## Work to do:
1) In the piece about Fidel V. Ramos, which scholar is quoted on why Ramos joined the revolt?
2) Continue the piece about Fidel V. Ramos from where it ends.

===== Selected excerpt =====

Once he’d been a statesman
A columnist once told a story about former president Fidel V. Ramos and his father, the former assemblyman and diplomat, Narciso Ramos. The elder Ramos, the story went, would brush aside his son’s views, waving him aside as a mere soldier (and a member of the Constabulary, at that: the most corrupt and abusive service!) who knew little about serious affairs of state. Then martial law came, and the elder Ramos discovered that it was his views, now, that were considered irrelevant by the son, who had become a powerful figure in the dictatorship.
The story is probably exaggerated, but like many such tales, it likely contains a kernel of truth. The military, for all the opportunities and training it provided, was all too often at the beck and call, and subject to the whims, of civilian politicians. For outsiders turned insiders like Ferdinand Marcos and Juan Ponce Enrile, what made the prospects of a New Society seductive for the military wasn’t just power, prestige, and its accompanying perks, but the satisfaction of giving the Old Society its comeuppance.
In the end, Enrile and Ramos discovered that in Marcos’ New Republic, they could only rise so high; the absolute highest would, however, be reserved only for the Marcoses and, in Ramos’ case, he would never rise higher than Fabian Ver. Near the very end (of his regime, on Feb. 16, 1986) Marcos announced Ver’s retirement, only to swiftly announce it would be indefinitely postponed. Cory Aquino was reported to have asked, “When will he [Ramos] decide what he is for?”
In contrast to Enrile and his thwarted putsch, Ramos retained an aura of frustrated professionalism, which enough of his fellow soldiers found evocative to lead to their withdrawing support, even as Ferdinand Marcos publicly playacted tolerance while privately ordering a bloodbath at Edsa. In the words of the scholar, Anne Mackenzie, Ramos joined the revolt “for reasons of his own”: It was clear enough why Enrile engaged in open rebellion against Marcos: He’d been found out. Ramos, however, wasn’t implicated in the aborted RAM putsch; and precisely because he had no self-interested motive, it’s likely Ramos was more instrumental in Edsa, turning out the way it did. As Mackenzie put it, “the high regard in which he was held, even by pro-Marcos forces, and the solid power-base he enjoyed within the AFP and at the US embassy could well have guaranteed the survival of the mutiny beyond its first few hours.”

===== Data excerpts =====

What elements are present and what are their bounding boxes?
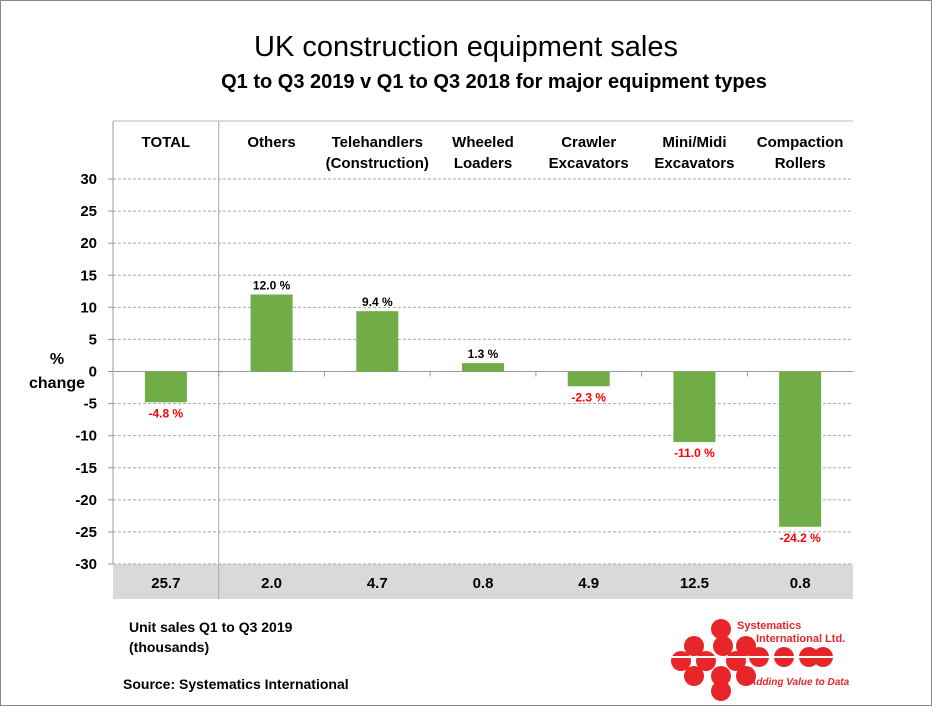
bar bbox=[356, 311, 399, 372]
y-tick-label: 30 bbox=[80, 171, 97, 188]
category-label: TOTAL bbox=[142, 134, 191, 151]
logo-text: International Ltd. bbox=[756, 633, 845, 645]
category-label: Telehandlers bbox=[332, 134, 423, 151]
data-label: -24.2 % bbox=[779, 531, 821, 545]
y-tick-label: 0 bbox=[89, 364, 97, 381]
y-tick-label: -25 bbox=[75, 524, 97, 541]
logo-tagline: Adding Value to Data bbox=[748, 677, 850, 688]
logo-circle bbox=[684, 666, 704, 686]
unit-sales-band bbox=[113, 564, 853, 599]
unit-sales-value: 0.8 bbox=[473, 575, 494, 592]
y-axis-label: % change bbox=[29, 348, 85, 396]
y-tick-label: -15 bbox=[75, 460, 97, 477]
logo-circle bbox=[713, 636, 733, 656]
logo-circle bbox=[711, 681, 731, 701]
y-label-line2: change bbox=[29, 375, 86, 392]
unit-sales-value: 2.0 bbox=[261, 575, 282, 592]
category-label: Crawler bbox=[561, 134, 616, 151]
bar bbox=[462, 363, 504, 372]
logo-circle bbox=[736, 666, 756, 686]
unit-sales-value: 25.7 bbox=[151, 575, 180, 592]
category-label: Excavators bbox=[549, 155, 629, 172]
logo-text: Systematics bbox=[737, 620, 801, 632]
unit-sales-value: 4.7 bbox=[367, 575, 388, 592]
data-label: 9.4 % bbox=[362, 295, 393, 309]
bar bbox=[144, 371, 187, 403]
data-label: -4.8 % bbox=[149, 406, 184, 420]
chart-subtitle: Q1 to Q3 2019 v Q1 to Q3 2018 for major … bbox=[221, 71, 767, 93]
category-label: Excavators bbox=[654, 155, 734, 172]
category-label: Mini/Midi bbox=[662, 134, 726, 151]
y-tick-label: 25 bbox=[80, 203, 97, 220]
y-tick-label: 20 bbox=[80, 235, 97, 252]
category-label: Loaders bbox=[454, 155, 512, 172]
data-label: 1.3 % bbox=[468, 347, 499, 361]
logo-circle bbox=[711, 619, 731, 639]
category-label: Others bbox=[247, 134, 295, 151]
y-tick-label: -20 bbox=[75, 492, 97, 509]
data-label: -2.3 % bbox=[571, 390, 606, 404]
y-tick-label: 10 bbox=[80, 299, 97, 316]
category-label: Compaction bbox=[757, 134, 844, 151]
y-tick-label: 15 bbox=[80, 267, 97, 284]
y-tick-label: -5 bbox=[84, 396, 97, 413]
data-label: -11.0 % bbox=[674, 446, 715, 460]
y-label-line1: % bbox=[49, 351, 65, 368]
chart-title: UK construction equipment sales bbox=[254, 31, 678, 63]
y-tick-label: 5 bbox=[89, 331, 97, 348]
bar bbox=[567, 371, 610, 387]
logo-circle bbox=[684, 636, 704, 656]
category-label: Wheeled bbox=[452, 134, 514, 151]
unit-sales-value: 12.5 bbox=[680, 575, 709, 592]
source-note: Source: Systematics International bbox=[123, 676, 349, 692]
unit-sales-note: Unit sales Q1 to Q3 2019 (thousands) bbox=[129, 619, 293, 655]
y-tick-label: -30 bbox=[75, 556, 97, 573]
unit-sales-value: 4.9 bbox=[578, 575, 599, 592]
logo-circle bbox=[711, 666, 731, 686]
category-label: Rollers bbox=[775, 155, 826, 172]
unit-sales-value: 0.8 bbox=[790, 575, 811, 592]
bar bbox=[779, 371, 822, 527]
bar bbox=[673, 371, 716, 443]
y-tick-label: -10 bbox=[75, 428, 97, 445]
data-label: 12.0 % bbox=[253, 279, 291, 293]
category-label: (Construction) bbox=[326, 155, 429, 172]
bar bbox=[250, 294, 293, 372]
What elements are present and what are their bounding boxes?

=====
===== Data excerpts =====

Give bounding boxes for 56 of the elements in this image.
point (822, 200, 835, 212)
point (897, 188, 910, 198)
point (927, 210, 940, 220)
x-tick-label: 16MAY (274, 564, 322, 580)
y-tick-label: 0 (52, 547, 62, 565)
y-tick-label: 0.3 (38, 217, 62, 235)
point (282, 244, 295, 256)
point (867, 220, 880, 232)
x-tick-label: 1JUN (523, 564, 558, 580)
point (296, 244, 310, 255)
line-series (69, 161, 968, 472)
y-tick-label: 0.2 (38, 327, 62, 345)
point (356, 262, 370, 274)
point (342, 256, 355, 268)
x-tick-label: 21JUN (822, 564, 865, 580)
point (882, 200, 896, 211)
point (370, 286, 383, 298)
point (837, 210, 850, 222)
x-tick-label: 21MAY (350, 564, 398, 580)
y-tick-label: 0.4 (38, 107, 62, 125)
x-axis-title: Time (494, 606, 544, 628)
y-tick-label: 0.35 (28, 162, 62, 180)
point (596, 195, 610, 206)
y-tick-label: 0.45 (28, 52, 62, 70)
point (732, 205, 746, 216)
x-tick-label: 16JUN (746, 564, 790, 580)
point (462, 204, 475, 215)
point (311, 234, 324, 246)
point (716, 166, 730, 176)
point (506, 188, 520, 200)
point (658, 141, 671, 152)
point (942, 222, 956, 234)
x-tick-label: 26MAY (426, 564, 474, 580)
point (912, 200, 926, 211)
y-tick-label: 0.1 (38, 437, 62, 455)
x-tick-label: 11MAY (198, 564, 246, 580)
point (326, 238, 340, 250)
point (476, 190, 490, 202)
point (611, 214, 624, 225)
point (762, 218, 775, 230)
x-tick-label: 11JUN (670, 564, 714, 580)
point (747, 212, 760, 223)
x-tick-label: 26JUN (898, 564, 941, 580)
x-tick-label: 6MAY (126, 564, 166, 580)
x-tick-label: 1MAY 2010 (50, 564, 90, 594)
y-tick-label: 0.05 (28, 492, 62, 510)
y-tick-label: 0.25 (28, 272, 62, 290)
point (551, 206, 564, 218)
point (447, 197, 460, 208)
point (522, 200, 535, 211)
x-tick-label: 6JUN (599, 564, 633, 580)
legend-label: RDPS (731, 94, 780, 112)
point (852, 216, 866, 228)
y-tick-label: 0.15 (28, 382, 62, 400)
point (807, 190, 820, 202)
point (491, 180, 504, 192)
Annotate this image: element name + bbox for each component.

=====

## Final results:
1) Anne Mackenzie

2)
This, then, was what he was for, and for which he received absolution for his participation in the planning and enforcement of the dictatorship: the idea of an armed forces that was more than merely the private army of one family, and of the supremacy not of the military but of that startlingly vague but powerful notion of the (civilian) people. By the time he made this stand, his father had died; in the end, he would have seen his son had absorbed more than he’d expected.
It took an old soldier to be a peacemaker, conferring, in a sense, the absolution he’d received from the nation when they hailed him at Edsa, to the military’s blood enemies, the Communists and the Moro rebels, both of whom obtained under law the kind of amnesty he also extended to the military rebels whose messianism proved every bit as bloody and destructive as the Communists they’d tortured in detention and fought in the mountains. Indeed it was Ramos, the bemedaled Cold War Warrior, who gave up the republic’s strongest legal weapon against the Left: repealing the Anti-Subversion Act of 1957.
He was a consensus-builder, he was a manager, and by the measure he asked to be judged—as the bringer of economic stability and prosperity to bookend the restoration of democracy achieved by his predecessor—he was successful though not appreciated as much for it because of the Asian Financial Crisis. If the mark of a successful leader is that his policies, in turn, become adopted by other leaders who have no affinity for him, then Ramos was successful in an administration he was never close to nor helped: In many meetings with his Cabinet, Benigno S. Aquino III often referred to Ramos’ policies on business and the economy as worthy of emulation.
To this catalog of virtues and achievements must be added his three dubious legacies to the nation. The first of these was that Ramos destroyed the party system by bolting his party when he lost to Ramon Mitra Jr. in the LDP party convention. The outcome answered, in the negative, whether a ruling party could ever find the wherewithal to resolve leadership questions within its own ranks, leading to the perpetuation of a movement and not just personalities. Political parties ever after would be feast-and-famine temporary coalitions: a rag-tag assembly of early believers which, upon victory, would bloat to colossal size, only to deflate the moment talk of succession began. At the end of his term, Ramos would reap what he had sown.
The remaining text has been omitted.